= Exercise goal =
Print out every line, exactly as written.

■ ■ ■ ■ ■ ■ ■

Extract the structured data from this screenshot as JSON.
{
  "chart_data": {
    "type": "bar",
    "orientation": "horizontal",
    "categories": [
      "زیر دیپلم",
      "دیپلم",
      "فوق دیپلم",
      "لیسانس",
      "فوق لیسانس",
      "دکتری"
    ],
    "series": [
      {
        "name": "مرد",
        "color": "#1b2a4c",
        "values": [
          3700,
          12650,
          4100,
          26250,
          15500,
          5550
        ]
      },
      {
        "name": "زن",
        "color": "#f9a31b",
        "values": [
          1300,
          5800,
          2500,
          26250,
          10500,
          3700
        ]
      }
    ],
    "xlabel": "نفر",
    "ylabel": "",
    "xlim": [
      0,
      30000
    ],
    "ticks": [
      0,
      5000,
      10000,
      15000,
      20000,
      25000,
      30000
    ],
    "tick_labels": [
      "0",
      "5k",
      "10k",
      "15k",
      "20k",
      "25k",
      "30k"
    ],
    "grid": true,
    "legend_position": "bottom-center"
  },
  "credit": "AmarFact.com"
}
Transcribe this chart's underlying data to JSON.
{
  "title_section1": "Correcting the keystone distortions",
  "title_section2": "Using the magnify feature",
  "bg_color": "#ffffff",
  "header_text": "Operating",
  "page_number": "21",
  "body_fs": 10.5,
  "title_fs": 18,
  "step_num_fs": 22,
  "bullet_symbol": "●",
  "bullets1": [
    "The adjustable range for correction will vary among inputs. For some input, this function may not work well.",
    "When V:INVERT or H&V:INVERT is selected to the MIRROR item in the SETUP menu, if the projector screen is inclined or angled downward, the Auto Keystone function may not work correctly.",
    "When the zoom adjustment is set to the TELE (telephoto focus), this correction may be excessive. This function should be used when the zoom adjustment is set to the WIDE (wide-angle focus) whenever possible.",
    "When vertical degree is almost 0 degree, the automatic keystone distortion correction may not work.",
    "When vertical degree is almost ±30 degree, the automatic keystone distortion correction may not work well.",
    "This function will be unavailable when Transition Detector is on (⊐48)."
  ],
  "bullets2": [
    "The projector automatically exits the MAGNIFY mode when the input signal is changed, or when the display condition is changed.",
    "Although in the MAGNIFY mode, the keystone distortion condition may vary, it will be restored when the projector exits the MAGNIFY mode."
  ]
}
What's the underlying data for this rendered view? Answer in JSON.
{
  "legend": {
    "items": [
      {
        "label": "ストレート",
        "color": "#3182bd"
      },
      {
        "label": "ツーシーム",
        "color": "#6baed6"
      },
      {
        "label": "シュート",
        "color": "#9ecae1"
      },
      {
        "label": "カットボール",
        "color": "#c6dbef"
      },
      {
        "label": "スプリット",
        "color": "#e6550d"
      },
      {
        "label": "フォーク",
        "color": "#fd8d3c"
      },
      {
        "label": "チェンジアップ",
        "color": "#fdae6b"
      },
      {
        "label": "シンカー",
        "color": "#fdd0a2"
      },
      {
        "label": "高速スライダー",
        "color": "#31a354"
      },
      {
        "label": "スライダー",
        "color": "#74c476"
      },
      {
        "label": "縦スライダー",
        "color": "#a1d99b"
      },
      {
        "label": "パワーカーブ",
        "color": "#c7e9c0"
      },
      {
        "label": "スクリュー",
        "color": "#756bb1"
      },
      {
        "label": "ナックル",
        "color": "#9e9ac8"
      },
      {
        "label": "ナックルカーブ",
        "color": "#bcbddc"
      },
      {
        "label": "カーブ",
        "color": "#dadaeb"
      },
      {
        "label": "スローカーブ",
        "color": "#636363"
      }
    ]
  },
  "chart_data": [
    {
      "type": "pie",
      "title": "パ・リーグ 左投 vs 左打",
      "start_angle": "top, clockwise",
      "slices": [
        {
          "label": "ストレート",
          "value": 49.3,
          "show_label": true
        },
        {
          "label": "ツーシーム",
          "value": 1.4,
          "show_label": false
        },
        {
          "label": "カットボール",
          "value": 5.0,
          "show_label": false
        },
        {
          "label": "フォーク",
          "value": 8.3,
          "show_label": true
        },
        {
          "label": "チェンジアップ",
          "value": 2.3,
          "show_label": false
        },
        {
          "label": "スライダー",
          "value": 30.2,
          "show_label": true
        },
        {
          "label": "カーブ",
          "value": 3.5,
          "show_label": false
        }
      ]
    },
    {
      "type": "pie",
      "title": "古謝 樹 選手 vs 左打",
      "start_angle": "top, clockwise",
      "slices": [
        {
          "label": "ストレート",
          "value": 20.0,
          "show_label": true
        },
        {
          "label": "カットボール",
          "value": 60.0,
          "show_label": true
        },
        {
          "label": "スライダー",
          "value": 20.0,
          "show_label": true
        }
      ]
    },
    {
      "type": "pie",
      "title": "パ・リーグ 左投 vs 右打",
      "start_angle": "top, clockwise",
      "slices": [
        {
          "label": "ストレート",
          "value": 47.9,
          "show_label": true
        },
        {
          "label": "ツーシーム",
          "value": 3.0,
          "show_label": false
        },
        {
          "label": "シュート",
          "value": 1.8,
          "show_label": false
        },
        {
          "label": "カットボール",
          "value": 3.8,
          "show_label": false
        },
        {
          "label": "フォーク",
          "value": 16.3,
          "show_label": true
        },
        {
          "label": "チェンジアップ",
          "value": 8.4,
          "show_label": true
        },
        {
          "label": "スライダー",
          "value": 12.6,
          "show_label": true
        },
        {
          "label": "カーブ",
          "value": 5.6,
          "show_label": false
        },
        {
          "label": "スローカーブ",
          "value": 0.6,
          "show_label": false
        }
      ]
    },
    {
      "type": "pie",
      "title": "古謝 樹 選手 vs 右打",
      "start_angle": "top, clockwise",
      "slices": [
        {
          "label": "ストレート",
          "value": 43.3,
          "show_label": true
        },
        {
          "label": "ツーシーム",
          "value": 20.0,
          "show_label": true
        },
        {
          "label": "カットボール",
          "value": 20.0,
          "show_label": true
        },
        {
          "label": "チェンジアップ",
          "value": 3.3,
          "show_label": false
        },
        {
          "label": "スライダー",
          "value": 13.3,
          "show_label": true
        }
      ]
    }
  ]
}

■ ■ ■ ■ ■ ■ ■

= Task response =
Extract the structured data from this screenshot as JSON.
{
  "chart_data": {
    "type": "bar",
    "orientation": "horizontal",
    "categories": [
      "زیر دیپلم",
      "دیپلم",
      "فوق دیپلم",
      "لیسانس",
      "فوق لیسانس",
      "دکتری"
    ],
    "series": [
      {
        "name": "مرد",
        "color": "#1b2a4c",
        "values": [
          3700,
          12650,
          4100,
          26250,
          15500,
          5550
        ]
      },
      {
        "name": "زن",
        "color": "#f9a31b",
        "values": [
          1300,
          5800,
          2500,
          26250,
          10500,
          3700
        ]
      }
    ],
    "xlabel": "نفر",
    "ylabel": "",
    "xlim": [
      0,
      30000
    ],
    "ticks": [
      0,
      5000,
      10000,
      15000,
      20000,
      25000,
      30000
    ],
    "tick_labels": [
      "0",
      "5k",
      "10k",
      "15k",
      "20k",
      "25k",
      "30k"
    ],
    "grid": true,
    "legend_position": "bottom-center"
  },
  "credit": "AmarFact.com"
}
Transcribe this chart's underlying data to JSON.
{
  "title_section1": "Correcting the keystone distortions",
  "title_section2": "Using the magnify feature",
  "bg_color": "#ffffff",
  "header_text": "Operating",
  "page_number": "21",
  "body_fs": 10.5,
  "title_fs": 18,
  "step_num_fs": 22,
  "bullet_symbol": "●",
  "bullets1": [
    "The adjustable range for correction will vary among inputs. For some input, this function may not work well.",
    "When V:INVERT or H&V:INVERT is selected to the MIRROR item in the SETUP menu, if the projector screen is inclined or angled downward, the Auto Keystone function may not work correctly.",
    "When the zoom adjustment is set to the TELE (telephoto focus), this correction may be excessive. This function should be used when the zoom adjustment is set to the WIDE (wide-angle focus) whenever possible.",
    "When vertical degree is almost 0 degree, the automatic keystone distortion correction may not work.",
    "When vertical degree is almost ±30 degree, the automatic keystone distortion correction may not work well.",
    "This function will be unavailable when Transition Detector is on (⊐48)."
  ],
  "bullets2": [
    "The projector automatically exits the MAGNIFY mode when the input signal is changed, or when the display condition is changed.",
    "Although in the MAGNIFY mode, the keystone distortion condition may vary, it will be restored when the projector exits the MAGNIFY mode."
  ]
}
What's the underlying data for this rendered view? Answer in JSON.
{
  "legend": {
    "items": [
      {
        "label": "ストレート",
        "color": "#3182bd"
      },
      {
        "label": "ツーシーム",
        "color": "#6baed6"
      },
      {
        "label": "シュート",
        "color": "#9ecae1"
      },
      {
        "label": "カットボール",
        "color": "#c6dbef"
      },
      {
        "label": "スプリット",
        "color": "#e6550d"
      },
      {
        "label": "フォーク",
        "color": "#fd8d3c"
      },
      {
        "label": "チェンジアップ",
        "color": "#fdae6b"
      },
      {
        "label": "シンカー",
        "color": "#fdd0a2"
      },
      {
        "label": "高速スライダー",
        "color": "#31a354"
      },
      {
        "label": "スライダー",
        "color": "#74c476"
      },
      {
        "label": "縦スライダー",
        "color": "#a1d99b"
      },
      {
        "label": "パワーカーブ",
        "color": "#c7e9c0"
      },
      {
        "label": "スクリュー",
        "color": "#756bb1"
      },
      {
        "label": "ナックル",
        "color": "#9e9ac8"
      },
      {
        "label": "ナックルカーブ",
        "color": "#bcbddc"
      },
      {
        "label": "カーブ",
        "color": "#dadaeb"
      },
      {
        "label": "スローカーブ",
        "color": "#636363"
      }
    ]
  },
  "chart_data": [
    {
      "type": "pie",
      "title": "パ・リーグ 左投 vs 左打",
      "start_angle": "top, clockwise",
      "slices": [
        {
          "label": "ストレート",
          "value": 49.3,
          "show_label": true
        },
        {
          "label": "ツーシーム",
          "value": 1.4,
          "show_label": false
        },
        {
          "label": "カットボール",
          "value": 5.0,
          "show_label": false
        },
        {
          "label": "フォーク",
          "value": 8.3,
          "show_label": true
        },
        {
          "label": "チェンジアップ",
          "value": 2.3,
          "show_label": false
        },
        {
          "label": "スライダー",
          "value": 30.2,
          "show_label": true
        },
        {
          "label": "カーブ",
          "value": 3.5,
          "show_label": false
        }
      ]
    },
    {
      "type": "pie",
      "title": "古謝 樹 選手 vs 左打",
      "start_angle": "top, clockwise",
      "slices": [
        {
          "label": "ストレート",
          "value": 20.0,
          "show_label": true
        },
        {
          "label": "カットボール",
          "value": 60.0,
          "show_label": true
        },
        {
          "label": "スライダー",
          "value": 20.0,
          "show_label": true
        }
      ]
    },
    {
      "type": "pie",
      "title": "パ・リーグ 左投 vs 右打",
      "start_angle": "top, clockwise",
      "slices": [
        {
          "label": "ストレート",
          "value": 47.9,
          "show_label": true
        },
        {
          "label": "ツーシーム",
          "value": 3.0,
          "show_label": false
        },
        {
          "label": "シュート",
          "value": 1.8,
          "show_label": false
        },
        {
          "label": "カットボール",
          "value": 3.8,
          "show_label": false
        },
        {
          "label": "フォーク",
          "value": 16.3,
          "show_label": true
        },
        {
          "label": "チェンジアップ",
          "value": 8.4,
          "show_label": true
        },
        {
          "label": "スライダー",
          "value": 12.6,
          "show_label": true
        },
        {
          "label": "カーブ",
          "value": 5.6,
          "show_label": false
        },
        {
          "label": "スローカーブ",
          "value": 0.6,
          "show_label": false
        }
      ]
    },
    {
      "type": "pie",
      "title": "古謝 樹 選手 vs 右打",
      "start_angle": "top, clockwise",
      "slices": [
        {
          "label": "ストレート",
          "value": 43.3,
          "show_label": true
        },
        {
          "label": "ツーシーム",
          "value": 20.0,
          "show_label": true
        },
        {
          "label": "カットボール",
          "value": 20.0,
          "show_label": true
        },
        {
          "label": "チェンジアップ",
          "value": 3.3,
          "show_label": false
        },
        {
          "label": "スライダー",
          "value": 13.3,
          "show_label": true
        }
      ]
    }
  ]
}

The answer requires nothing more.